Stated task: Output the data word for word, dropping every image.

Extracted data entries:
— Begin —

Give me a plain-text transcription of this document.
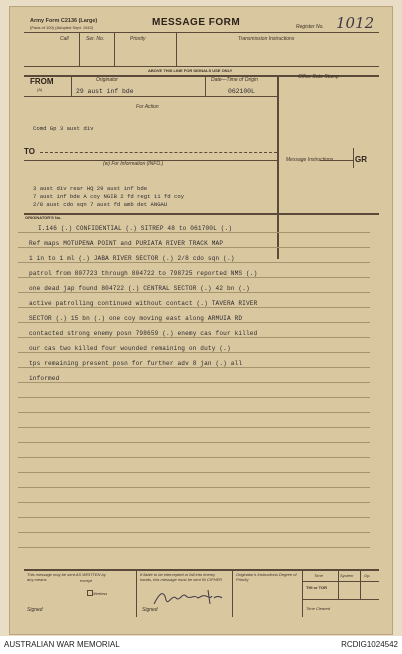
Army Form C2136 (Large)
(Pads of 100) (Adopted Sept. 1942)	MESSAGE FORM	Register No. 1012
Call	Ser. No.	Priority	Transmission Instructions
ABOVE THIS LINE FOR SIGNALS USE ONLY
FROM
(A)
Originator
29 aust inf bde
Date—Time of Origin
062100L
Office Date Stamp
For Action
Comd Gp 3 aust div
TO
Message Instructions	GR
(w) For Information (INFO.)
3 aust div rear HQ 29 aust inf bde
7 aust inf bde A coy NGIB 2 fd regt 11 fd coy
2/8 aust cdo sqn 7 aust fd amb det ANGAU
ORIGINATOR'S No.
I.146 (.) CONFIDENTIAL (.) SITREP 48 to 061700L (.)
Ref maps MOTUPENA POINT and PURIATA RIVER TRACK MAP
1 in to 1 ml (.) JABA RIVER SECTOR (.) 2/8 cdo sqn (.)
patrol from 807723 through 804722 to 798725 reported NMS (.)
one dead jap found 804722 (.) CENTRAL SECTOR (.) 42 bn (.)
active patrolling continued without contact (.) TAVERA RIVER
SECTOR (.) 15 bn (.) one coy moving east along ARMUIA RD
contacted strong enemy posn 798659 (.) enemy cas four killed
our cas two killed four wounded remaining on duty (.)
tps remaining present posn for further adv 8 jan (.) all
informed
This message may be sent AS WRITTEN by any means	except
Wireless
If liable to be intercepted or fall into enemy hands, this message must be sent IN CIPHER
Originator's Instructions Degree of Priority
Time	System	Op.
THI or TOR
Time Cleared
Signed	Signed
AUSTRALIAN WAR MEMORIAL	RCDIG1024542
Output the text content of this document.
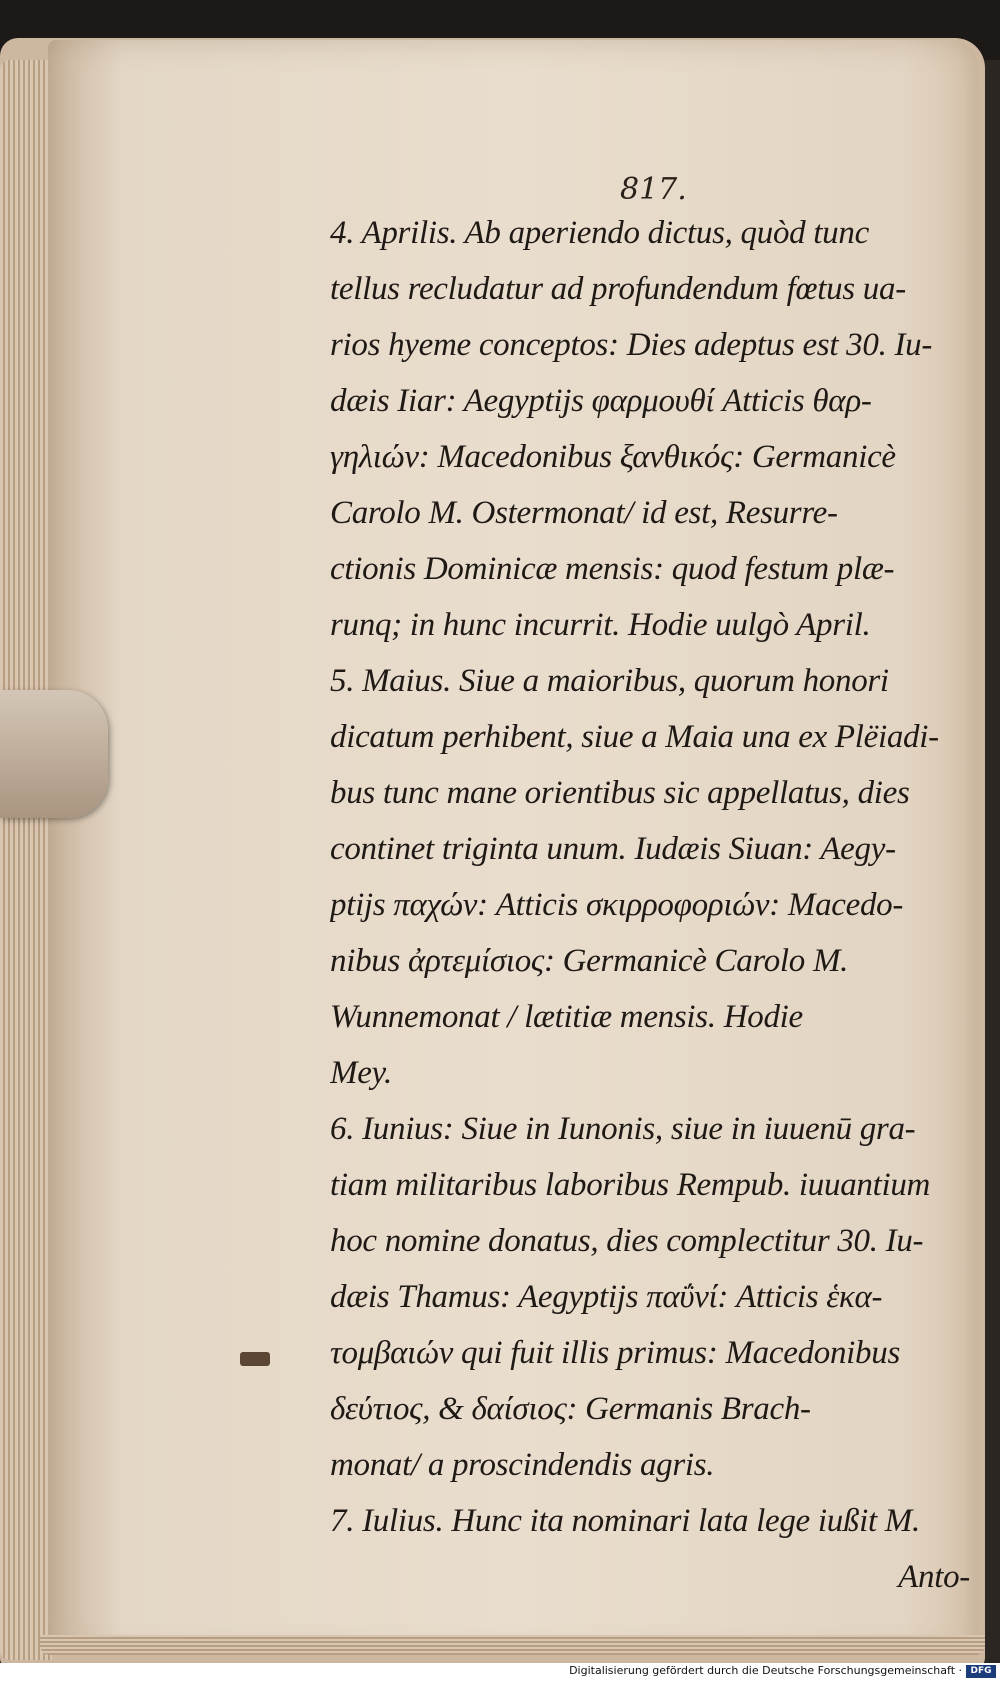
817.
4. Aprilis. Ab aperiendo dictus, quòd tunc
tellus recludatur ad profundendum fœtus ua-
rios hyeme conceptos: Dies adeptus est 30. Iu-
dæis Iiar: Aegyptijs φαρμουθί Atticis θαρ-
γηλιών: Macedonibus ξανθικός: Germanicè
Carolo M. Ostermonat/ id est, Resurre-
ctionis Dominicæ mensis: quod festum plæ-
runq; in hunc incurrit. Hodie uulgò April.
5. Maius. Siue a maioribus, quorum honori
dicatum perhibent, siue a Maia una ex Plëiadi-
bus tunc mane orientibus sic appellatus, dies
continet triginta unum. Iudæis Siuan: Aegy-
ptijs παχών: Atticis σκιρροφοριών: Macedo-
nibus ἀρτεμίσιος: Germanicè Carolo M.
Wunnemonat / lætitiæ mensis. Hodie
Mey.
6. Iunius: Siue in Iunonis, siue in iuuenū gra-
tiam militaribus laboribus Rempub. iuuantium
hoc nomine donatus, dies complectitur 30. Iu-
dæis Thamus: Aegyptijs παΰνί: Atticis ἑκα-
τομβαιών qui fuit illis primus: Macedonibus
δεύτιος, & δαίσιος: Germanis Brach-
monat/ a proscindendis agris.
7. Iulius. Hunc ita nominari lata lege iußit M.
Anto-
Digitalisierung gefördert durch die Deutsche Forschungsgemeinschaft · DFG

— End —

Written solution:
Give me a plain-text transcription of this document.
Army Form C2136 (Large)
(Pads of 100) (Adopted Sept. 1942)	MESSAGE FORM	Register No. 1012
Call	Ser. No.	Priority	Transmission Instructions
ABOVE THIS LINE FOR SIGNALS USE ONLY
FROM
(A)
Originator
29 aust inf bde
Date—Time of Origin
062100L
Office Date Stamp
For Action
Comd Gp 3 aust div
TO
Message Instructions	GR
(w) For Information (INFO.)
3 aust div rear HQ 29 aust inf bde
7 aust inf bde A coy NGIB 2 fd regt 11 fd coy
2/8 aust cdo sqn 7 aust fd amb det ANGAU
ORIGINATOR'S No.
I.146 (.) CONFIDENTIAL (.) SITREP 48 to 061700L (.)
Ref maps MOTUPENA POINT and PURIATA RIVER TRACK MAP
1 in to 1 ml (.) JABA RIVER SECTOR (.) 2/8 cdo sqn (.)
patrol from 807723 through 804722 to 798725 reported NMS (.)
one dead jap found 804722 (.) CENTRAL SECTOR (.) 42 bn (.)
active patrolling continued without contact (.) TAVERA RIVER
SECTOR (.) 15 bn (.) one coy moving east along ARMUIA RD
contacted strong enemy posn 798659 (.) enemy cas four killed
our cas two killed four wounded remaining on duty (.)
tps remaining present posn for further adv 8 jan (.) all
informed
This message may be sent AS WRITTEN by any means	except
Wireless
If liable to be intercepted or fall into enemy hands, this message must be sent IN CIPHER
Originator's Instructions Degree of Priority
Time	System	Op.
THI or TOR
Time Cleared
Signed	Signed
AUSTRALIAN WAR MEMORIAL	RCDIG1024542
Output the text content of this document.
817.
4. Aprilis. Ab aperiendo dictus, quòd tunc
tellus recludatur ad profundendum fœtus ua-
rios hyeme conceptos: Dies adeptus est 30. Iu-
dæis Iiar: Aegyptijs φαρμουθί Atticis θαρ-
γηλιών: Macedonibus ξανθικός: Germanicè
Carolo M. Ostermonat/ id est, Resurre-
ctionis Dominicæ mensis: quod festum plæ-
runq; in hunc incurrit. Hodie uulgò April.
5. Maius. Siue a maioribus, quorum honori
dicatum perhibent, siue a Maia una ex Plëiadi-
bus tunc mane orientibus sic appellatus, dies
continet triginta unum. Iudæis Siuan: Aegy-
ptijs παχών: Atticis σκιρροφοριών: Macedo-
nibus ἀρτεμίσιος: Germanicè Carolo M.
Wunnemonat / lætitiæ mensis. Hodie
Mey.
6. Iunius: Siue in Iunonis, siue in iuuenū gra-
tiam militaribus laboribus Rempub. iuuantium
hoc nomine donatus, dies complectitur 30. Iu-
dæis Thamus: Aegyptijs παΰνί: Atticis ἑκα-
τομβαιών qui fuit illis primus: Macedonibus
δεύτιος, & δαίσιος: Germanis Brach-
monat/ a proscindendis agris.
7. Iulius. Hunc ita nominari lata lege iußit M.
Anto-
Digitalisierung gefördert durch die Deutsche Forschungsgemeinschaft · DFG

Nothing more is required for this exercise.